Items listed in a dataset:
---+---

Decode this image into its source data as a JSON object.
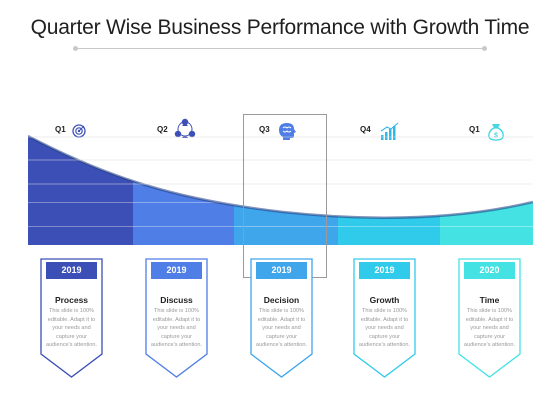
{
  "title": "Quarter Wise Business Performance with Growth Time",
  "colors": {
    "band1": "#3c4fb6",
    "band2": "#4f7ee6",
    "band3": "#3fa6ec",
    "band4": "#30cbea",
    "band5": "#45e2e4"
  },
  "quarters": [
    {
      "label": "Q1",
      "icon": "target-icon"
    },
    {
      "label": "Q2",
      "icon": "team-network-icon"
    },
    {
      "label": "Q3",
      "icon": "brain-head-icon"
    },
    {
      "label": "Q4",
      "icon": "growth-bars-icon"
    },
    {
      "label": "Q1",
      "icon": "money-bag-icon"
    }
  ],
  "cards": [
    {
      "year": "2019",
      "title": "Process",
      "desc": "This slide is 100% editable. Adapt it to your needs and capture your audience's attention."
    },
    {
      "year": "2019",
      "title": "Discuss",
      "desc": "This slide is 100% editable. Adapt it to your needs and capture your audience's attention."
    },
    {
      "year": "2019",
      "title": "Decision",
      "desc": "This slide is 100% editable. Adapt it to your needs and capture your audience's attention."
    },
    {
      "year": "2019",
      "title": "Growth",
      "desc": "This slide is 100% editable. Adapt it to your needs and capture your audience's attention."
    },
    {
      "year": "2020",
      "title": "Time",
      "desc": "This slide is 100% editable. Adapt it to your needs and capture your audience's attention."
    }
  ]
}
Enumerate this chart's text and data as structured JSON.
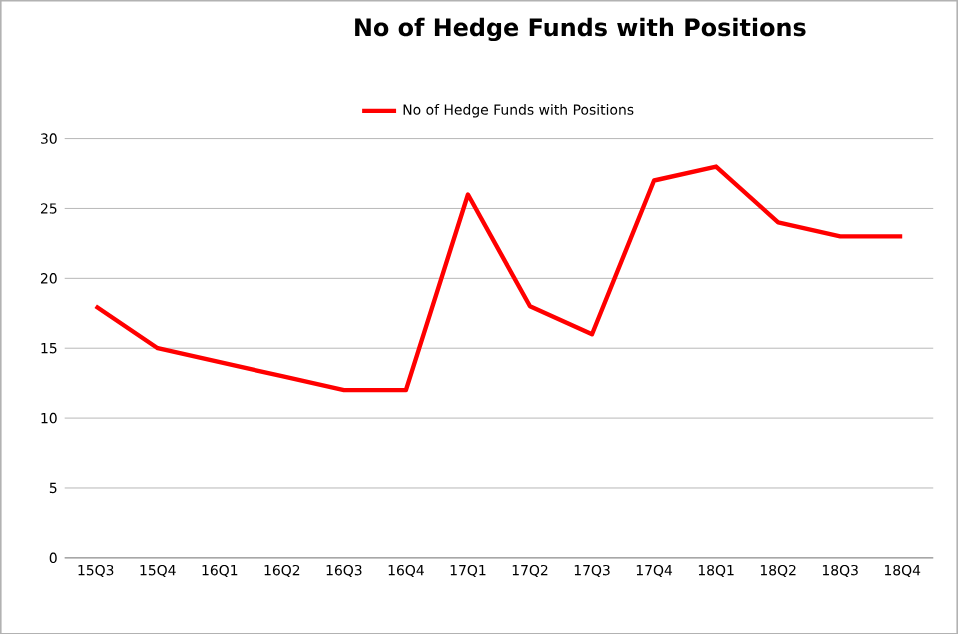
{
  "chart_data": {
    "type": "line",
    "title": "No of Hedge Funds with Positions",
    "categories": [
      "15Q3",
      "15Q4",
      "16Q1",
      "16Q2",
      "16Q3",
      "16Q4",
      "17Q1",
      "17Q2",
      "17Q3",
      "17Q4",
      "18Q1",
      "18Q2",
      "18Q3",
      "18Q4"
    ],
    "series": [
      {
        "name": "No of Hedge Funds with Positions",
        "color": "#ff0000",
        "values": [
          18,
          15,
          14,
          13,
          12,
          12,
          26,
          18,
          16,
          27,
          28,
          24,
          23,
          23
        ]
      }
    ],
    "ylim": [
      0,
      30
    ],
    "yticks": [
      0,
      5,
      10,
      15,
      20,
      25,
      30
    ],
    "grid": "y",
    "legend": "top",
    "marker": "none",
    "line_style": "solid"
  }
}
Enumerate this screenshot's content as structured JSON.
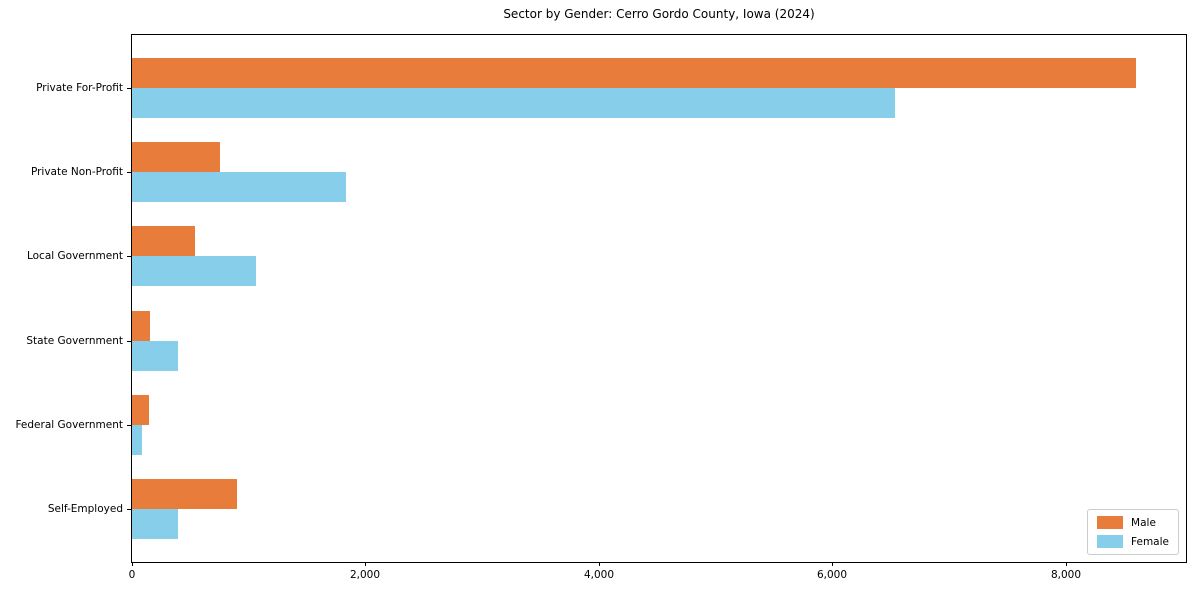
{
  "title": "Sector by Gender: Cerro Gordo County, Iowa (2024)",
  "chart_data": {
    "type": "bar",
    "orientation": "horizontal",
    "title": "Sector by Gender: Cerro Gordo County, Iowa (2024)",
    "xlabel": "",
    "ylabel": "",
    "categories": [
      "Private For-Profit",
      "Private Non-Profit",
      "Local Government",
      "State Government",
      "Federal Government",
      "Self-Employed"
    ],
    "series": [
      {
        "name": "Male",
        "color": "#e87d3b",
        "values": [
          8600,
          750,
          540,
          150,
          145,
          900
        ]
      },
      {
        "name": "Female",
        "color": "#87ceeb",
        "values": [
          6540,
          1830,
          1060,
          395,
          85,
          395
        ]
      }
    ],
    "xlim": [
      0,
      9030
    ],
    "xticks": [
      0,
      2000,
      4000,
      6000,
      8000
    ],
    "grid": false,
    "legend_position": "lower right",
    "legend_labels": [
      "Male",
      "Female"
    ]
  }
}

---+---

Task statement:
Your task is to reproduce all of the material exactly. The pictures stay out.

Response to this task:
Decode this image into its source data as a JSON object.
{
  "title": "Quarter Wise Business Performance with Growth Time",
  "colors": {
    "band1": "#3c4fb6",
    "band2": "#4f7ee6",
    "band3": "#3fa6ec",
    "band4": "#30cbea",
    "band5": "#45e2e4"
  },
  "quarters": [
    {
      "label": "Q1",
      "icon": "target-icon"
    },
    {
      "label": "Q2",
      "icon": "team-network-icon"
    },
    {
      "label": "Q3",
      "icon": "brain-head-icon"
    },
    {
      "label": "Q4",
      "icon": "growth-bars-icon"
    },
    {
      "label": "Q1",
      "icon": "money-bag-icon"
    }
  ],
  "cards": [
    {
      "year": "2019",
      "title": "Process",
      "desc": "This slide is 100% editable. Adapt it to your needs and capture your audience's attention."
    },
    {
      "year": "2019",
      "title": "Discuss",
      "desc": "This slide is 100% editable. Adapt it to your needs and capture your audience's attention."
    },
    {
      "year": "2019",
      "title": "Decision",
      "desc": "This slide is 100% editable. Adapt it to your needs and capture your audience's attention."
    },
    {
      "year": "2019",
      "title": "Growth",
      "desc": "This slide is 100% editable. Adapt it to your needs and capture your audience's attention."
    },
    {
      "year": "2020",
      "title": "Time",
      "desc": "This slide is 100% editable. Adapt it to your needs and capture your audience's attention."
    }
  ]
}
Enumerate this chart's text and data as structured JSON.
{
  "chart_data": {
    "type": "line",
    "title": "No of Hedge Funds with Positions",
    "categories": [
      "15Q3",
      "15Q4",
      "16Q1",
      "16Q2",
      "16Q3",
      "16Q4",
      "17Q1",
      "17Q2",
      "17Q3",
      "17Q4",
      "18Q1",
      "18Q2",
      "18Q3",
      "18Q4"
    ],
    "series": [
      {
        "name": "No of Hedge Funds with Positions",
        "color": "#ff0000",
        "values": [
          18,
          15,
          14,
          13,
          12,
          12,
          26,
          18,
          16,
          27,
          28,
          24,
          23,
          23
        ]
      }
    ],
    "ylim": [
      0,
      30
    ],
    "yticks": [
      0,
      5,
      10,
      15,
      20,
      25,
      30
    ],
    "grid": "y",
    "legend": "top",
    "marker": "none",
    "line_style": "solid"
  }
}
Enumerate this screenshot's content as structured JSON.
{
  "title": "Sector by Gender: Cerro Gordo County, Iowa (2024)",
  "chart_data": {
    "type": "bar",
    "orientation": "horizontal",
    "title": "Sector by Gender: Cerro Gordo County, Iowa (2024)",
    "xlabel": "",
    "ylabel": "",
    "categories": [
      "Private For-Profit",
      "Private Non-Profit",
      "Local Government",
      "State Government",
      "Federal Government",
      "Self-Employed"
    ],
    "series": [
      {
        "name": "Male",
        "color": "#e87d3b",
        "values": [
          8600,
          750,
          540,
          150,
          145,
          900
        ]
      },
      {
        "name": "Female",
        "color": "#87ceeb",
        "values": [
          6540,
          1830,
          1060,
          395,
          85,
          395
        ]
      }
    ],
    "xlim": [
      0,
      9030
    ],
    "xticks": [
      0,
      2000,
      4000,
      6000,
      8000
    ],
    "grid": false,
    "legend_position": "lower right",
    "legend_labels": [
      "Male",
      "Female"
    ]
  }
}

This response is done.